- _Records for this task_
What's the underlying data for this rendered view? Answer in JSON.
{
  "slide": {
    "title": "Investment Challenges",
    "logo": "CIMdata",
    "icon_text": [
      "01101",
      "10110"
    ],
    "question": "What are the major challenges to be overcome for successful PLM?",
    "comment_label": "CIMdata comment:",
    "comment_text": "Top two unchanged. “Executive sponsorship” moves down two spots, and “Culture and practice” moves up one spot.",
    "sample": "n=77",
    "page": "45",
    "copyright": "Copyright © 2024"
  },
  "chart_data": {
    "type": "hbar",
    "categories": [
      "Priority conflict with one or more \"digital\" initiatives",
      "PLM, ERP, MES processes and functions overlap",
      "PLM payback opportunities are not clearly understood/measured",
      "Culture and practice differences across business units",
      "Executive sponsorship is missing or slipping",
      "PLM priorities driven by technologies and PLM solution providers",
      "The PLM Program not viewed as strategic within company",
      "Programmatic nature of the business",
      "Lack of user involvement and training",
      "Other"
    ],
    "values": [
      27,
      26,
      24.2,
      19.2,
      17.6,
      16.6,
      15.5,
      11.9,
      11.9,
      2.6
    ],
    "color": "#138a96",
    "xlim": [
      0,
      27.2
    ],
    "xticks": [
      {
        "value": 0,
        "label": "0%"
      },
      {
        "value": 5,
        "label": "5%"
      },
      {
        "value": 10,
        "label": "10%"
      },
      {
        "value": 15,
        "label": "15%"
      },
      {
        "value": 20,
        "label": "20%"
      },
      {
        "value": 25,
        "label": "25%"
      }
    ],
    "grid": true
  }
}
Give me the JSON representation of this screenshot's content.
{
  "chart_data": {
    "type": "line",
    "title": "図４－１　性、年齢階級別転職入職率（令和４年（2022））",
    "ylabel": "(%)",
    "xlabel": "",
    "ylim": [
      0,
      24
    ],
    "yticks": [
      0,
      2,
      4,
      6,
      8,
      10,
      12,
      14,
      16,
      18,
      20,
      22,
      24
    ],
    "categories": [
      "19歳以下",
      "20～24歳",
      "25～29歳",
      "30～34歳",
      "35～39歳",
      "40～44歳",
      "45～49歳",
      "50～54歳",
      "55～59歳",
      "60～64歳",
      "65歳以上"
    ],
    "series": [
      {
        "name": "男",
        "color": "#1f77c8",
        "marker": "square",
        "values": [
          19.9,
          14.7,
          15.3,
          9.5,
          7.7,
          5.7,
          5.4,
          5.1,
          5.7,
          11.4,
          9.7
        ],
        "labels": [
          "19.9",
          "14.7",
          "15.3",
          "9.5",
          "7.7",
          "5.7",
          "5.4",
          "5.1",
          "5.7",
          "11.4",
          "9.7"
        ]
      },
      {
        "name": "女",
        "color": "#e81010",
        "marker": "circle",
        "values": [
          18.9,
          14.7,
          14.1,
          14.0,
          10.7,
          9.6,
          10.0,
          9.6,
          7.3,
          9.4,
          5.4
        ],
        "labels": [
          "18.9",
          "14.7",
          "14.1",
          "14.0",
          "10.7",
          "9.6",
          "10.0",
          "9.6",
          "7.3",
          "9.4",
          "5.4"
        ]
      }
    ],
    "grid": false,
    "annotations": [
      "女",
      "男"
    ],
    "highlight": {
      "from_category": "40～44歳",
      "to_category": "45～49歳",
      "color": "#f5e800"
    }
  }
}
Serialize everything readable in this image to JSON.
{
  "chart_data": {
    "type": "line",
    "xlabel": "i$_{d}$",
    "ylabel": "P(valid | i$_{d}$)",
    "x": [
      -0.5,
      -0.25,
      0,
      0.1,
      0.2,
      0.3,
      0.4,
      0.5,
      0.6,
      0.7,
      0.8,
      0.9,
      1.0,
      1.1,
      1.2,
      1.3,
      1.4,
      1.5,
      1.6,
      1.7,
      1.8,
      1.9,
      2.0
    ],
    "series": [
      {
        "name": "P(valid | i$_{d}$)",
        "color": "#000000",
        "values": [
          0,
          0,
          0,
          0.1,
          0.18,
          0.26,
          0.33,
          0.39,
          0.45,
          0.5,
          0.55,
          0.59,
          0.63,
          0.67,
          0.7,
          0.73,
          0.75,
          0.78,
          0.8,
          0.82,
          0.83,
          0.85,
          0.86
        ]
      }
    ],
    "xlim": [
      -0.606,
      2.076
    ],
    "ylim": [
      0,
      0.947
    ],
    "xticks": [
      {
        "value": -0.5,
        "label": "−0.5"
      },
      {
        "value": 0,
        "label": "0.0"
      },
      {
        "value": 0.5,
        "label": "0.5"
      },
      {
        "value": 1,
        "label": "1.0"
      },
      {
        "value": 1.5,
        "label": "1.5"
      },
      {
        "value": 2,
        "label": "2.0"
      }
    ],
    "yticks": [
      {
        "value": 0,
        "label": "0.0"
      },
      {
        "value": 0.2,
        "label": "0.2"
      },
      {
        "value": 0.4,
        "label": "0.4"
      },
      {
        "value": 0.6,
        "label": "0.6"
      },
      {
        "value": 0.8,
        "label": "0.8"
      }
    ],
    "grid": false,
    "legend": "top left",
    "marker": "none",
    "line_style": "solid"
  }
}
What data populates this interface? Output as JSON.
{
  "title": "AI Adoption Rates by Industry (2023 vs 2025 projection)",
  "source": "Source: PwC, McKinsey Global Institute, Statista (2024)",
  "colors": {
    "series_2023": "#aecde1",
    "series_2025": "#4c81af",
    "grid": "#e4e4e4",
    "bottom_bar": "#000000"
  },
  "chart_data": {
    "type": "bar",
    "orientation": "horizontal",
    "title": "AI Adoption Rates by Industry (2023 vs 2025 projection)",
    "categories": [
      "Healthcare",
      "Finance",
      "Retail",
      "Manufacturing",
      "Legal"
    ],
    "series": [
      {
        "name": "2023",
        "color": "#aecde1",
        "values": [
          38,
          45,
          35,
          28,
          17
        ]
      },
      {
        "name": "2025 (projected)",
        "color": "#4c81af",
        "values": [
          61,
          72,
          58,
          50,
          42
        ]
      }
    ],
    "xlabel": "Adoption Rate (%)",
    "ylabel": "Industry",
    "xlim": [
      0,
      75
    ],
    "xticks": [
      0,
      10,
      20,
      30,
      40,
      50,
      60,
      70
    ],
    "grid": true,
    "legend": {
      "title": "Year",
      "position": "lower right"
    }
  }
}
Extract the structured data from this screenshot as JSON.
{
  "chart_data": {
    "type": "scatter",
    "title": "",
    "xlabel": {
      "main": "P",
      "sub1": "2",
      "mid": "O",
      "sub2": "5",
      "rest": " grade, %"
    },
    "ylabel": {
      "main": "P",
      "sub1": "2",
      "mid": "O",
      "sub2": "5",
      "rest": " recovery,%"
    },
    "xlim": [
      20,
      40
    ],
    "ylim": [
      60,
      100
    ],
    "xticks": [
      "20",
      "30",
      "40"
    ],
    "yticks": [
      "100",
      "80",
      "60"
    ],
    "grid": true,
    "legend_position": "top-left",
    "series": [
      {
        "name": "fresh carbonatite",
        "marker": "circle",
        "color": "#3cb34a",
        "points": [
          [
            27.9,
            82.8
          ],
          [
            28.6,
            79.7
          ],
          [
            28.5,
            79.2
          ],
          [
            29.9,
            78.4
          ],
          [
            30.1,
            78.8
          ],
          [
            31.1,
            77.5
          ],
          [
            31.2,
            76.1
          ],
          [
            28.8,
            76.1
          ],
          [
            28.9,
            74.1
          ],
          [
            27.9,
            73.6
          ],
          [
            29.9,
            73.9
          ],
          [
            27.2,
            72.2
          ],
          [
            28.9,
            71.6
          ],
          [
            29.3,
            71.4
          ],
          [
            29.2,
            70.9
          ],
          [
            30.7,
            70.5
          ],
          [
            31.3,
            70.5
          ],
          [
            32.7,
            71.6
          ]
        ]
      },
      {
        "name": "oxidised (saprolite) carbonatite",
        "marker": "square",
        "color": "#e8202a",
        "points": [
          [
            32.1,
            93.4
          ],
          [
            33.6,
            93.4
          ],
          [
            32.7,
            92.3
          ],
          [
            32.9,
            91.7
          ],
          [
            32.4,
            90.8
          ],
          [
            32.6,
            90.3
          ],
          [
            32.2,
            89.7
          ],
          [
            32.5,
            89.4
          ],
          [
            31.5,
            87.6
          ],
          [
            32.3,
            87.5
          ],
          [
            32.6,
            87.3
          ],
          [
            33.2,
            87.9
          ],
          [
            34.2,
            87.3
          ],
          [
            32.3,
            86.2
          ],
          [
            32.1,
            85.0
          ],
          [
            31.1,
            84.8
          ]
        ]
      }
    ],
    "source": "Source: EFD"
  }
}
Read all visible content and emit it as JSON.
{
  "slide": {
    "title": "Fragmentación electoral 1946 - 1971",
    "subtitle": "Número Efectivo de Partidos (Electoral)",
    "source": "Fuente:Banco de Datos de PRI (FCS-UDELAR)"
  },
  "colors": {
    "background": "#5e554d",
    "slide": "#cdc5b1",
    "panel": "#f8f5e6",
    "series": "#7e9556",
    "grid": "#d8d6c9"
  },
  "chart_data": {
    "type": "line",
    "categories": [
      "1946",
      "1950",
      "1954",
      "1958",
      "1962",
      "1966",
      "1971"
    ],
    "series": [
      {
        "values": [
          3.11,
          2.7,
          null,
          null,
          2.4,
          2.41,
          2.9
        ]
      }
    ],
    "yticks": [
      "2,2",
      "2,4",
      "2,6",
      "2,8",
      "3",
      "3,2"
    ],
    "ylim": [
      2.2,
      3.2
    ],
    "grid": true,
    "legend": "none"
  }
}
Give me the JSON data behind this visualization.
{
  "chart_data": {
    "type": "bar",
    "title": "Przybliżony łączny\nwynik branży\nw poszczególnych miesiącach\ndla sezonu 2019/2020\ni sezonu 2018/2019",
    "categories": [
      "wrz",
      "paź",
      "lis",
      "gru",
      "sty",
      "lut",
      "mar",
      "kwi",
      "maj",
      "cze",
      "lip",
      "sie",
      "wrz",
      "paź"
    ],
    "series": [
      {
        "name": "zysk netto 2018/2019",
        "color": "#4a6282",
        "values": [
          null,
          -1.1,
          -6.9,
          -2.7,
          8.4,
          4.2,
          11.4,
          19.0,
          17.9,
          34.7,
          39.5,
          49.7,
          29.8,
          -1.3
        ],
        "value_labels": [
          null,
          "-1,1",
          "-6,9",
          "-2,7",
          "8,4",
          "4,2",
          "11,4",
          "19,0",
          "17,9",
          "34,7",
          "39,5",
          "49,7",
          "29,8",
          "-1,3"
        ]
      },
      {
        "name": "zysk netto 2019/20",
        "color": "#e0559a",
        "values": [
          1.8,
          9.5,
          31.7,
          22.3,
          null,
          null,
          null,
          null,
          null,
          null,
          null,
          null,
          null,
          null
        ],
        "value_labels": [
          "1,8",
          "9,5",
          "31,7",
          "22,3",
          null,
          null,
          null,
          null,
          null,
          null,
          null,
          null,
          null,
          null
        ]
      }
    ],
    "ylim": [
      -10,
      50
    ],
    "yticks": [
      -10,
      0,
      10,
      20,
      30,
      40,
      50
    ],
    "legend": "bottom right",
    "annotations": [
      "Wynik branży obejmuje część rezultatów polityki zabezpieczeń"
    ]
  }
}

- _What you should do_
State how many lines of the records above contain the word "carbonatite", giving only that number.

- _Result of the task_
2